[Begin Supplied information]

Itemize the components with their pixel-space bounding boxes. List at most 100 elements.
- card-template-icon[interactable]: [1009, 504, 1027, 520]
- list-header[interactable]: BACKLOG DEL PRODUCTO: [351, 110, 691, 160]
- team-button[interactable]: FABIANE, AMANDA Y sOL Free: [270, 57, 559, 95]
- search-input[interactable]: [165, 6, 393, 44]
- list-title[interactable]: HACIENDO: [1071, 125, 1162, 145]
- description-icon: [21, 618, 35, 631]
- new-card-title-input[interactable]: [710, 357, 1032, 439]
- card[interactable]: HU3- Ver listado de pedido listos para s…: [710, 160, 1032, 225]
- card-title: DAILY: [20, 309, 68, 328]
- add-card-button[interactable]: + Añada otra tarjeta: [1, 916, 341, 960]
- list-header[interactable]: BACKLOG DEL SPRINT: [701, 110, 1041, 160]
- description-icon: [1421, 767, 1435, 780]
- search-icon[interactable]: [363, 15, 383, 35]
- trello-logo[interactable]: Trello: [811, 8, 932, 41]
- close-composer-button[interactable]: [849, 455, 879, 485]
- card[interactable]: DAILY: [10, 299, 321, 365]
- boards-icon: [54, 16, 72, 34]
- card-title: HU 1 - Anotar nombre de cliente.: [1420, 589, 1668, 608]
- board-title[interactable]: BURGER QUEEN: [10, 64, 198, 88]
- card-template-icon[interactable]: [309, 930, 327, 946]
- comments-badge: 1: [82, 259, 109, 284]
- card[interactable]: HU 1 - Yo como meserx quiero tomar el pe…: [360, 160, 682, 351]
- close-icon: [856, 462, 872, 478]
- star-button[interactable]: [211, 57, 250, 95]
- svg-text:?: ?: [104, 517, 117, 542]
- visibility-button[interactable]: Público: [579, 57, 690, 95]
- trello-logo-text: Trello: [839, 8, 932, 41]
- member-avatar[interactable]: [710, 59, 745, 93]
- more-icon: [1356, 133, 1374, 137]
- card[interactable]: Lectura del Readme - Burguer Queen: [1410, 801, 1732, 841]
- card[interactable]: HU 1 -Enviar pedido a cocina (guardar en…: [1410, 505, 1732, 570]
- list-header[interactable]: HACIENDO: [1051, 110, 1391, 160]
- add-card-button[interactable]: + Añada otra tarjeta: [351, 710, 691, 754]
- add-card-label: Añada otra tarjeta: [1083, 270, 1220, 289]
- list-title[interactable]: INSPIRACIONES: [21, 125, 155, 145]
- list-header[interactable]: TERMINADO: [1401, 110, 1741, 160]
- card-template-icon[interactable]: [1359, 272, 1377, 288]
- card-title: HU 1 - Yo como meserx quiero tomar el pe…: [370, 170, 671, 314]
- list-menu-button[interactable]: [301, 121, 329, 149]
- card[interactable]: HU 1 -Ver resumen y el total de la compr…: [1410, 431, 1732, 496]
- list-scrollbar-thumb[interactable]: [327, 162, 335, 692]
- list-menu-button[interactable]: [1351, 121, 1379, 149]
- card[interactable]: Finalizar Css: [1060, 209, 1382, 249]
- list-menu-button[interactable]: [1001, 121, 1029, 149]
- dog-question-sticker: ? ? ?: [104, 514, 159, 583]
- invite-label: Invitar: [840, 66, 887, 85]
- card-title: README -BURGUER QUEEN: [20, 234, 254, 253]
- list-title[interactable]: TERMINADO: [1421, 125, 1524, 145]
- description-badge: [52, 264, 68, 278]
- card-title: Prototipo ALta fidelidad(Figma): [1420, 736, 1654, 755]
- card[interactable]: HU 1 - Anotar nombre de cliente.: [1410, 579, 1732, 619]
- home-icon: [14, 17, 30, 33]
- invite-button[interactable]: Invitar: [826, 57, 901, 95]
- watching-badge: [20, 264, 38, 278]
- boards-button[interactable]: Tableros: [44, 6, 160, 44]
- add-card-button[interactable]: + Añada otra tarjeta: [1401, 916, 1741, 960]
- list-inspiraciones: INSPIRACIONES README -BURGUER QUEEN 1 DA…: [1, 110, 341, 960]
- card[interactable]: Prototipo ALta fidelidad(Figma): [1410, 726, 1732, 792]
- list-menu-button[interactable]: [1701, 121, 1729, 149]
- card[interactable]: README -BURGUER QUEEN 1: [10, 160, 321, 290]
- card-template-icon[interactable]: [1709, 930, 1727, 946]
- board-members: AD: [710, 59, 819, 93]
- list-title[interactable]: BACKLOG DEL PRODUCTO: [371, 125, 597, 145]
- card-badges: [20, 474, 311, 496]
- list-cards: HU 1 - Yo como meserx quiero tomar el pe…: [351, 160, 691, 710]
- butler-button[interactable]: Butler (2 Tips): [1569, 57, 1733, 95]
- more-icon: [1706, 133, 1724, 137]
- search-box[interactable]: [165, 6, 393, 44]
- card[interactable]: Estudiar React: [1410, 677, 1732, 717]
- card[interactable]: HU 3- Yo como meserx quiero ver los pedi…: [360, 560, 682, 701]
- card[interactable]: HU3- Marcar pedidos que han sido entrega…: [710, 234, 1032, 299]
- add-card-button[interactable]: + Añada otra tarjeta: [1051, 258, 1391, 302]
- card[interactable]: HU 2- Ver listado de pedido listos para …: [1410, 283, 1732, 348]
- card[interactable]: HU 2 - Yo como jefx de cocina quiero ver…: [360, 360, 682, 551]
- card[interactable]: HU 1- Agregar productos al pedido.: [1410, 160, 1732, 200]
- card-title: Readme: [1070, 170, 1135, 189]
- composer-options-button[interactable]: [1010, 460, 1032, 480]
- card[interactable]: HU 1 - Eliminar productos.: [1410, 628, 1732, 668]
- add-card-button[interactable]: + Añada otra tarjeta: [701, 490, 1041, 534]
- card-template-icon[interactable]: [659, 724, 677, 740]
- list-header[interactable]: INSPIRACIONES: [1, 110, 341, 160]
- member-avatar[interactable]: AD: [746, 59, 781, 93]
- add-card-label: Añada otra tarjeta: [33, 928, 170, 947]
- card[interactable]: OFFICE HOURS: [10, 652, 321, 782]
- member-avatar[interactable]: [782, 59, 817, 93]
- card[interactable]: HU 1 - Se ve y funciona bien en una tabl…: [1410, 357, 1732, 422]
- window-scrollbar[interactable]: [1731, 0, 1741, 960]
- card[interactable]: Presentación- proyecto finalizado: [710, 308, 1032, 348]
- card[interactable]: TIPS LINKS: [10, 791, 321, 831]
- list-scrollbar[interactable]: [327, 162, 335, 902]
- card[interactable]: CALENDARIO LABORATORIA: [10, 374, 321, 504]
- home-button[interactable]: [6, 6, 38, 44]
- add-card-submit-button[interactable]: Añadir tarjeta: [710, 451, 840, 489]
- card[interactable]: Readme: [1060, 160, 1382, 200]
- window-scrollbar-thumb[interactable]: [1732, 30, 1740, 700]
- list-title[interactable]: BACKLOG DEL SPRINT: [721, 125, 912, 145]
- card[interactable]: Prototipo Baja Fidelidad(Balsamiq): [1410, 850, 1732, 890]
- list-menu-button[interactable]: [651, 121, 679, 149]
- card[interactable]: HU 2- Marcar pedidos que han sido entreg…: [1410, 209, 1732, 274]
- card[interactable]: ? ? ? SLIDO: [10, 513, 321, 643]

[End Supplied information]

Render the entries from their first line through the line containing "- team-button[interactable]: FABIANE, AMANDA", both included, as a Markdown table with the columns Row and Line, numbering each row and leaving out blank lines.

| Row | Line |
|---|---|
| 1 | Itemize the components with their pixel-space bounding boxes. List at most 100 elements. |
| 2 | - card-template-icon[interactable]: [1009, 504, 1027, 520] |
| 3 | - list-header[interactable]: BACKLOG DEL PRODUCTO: [351, 110, 691, 160] |
| 4 | - team-button[interactable]: FABIANE, AMANDA Y sOL Free: [270, 57, 559, 95] |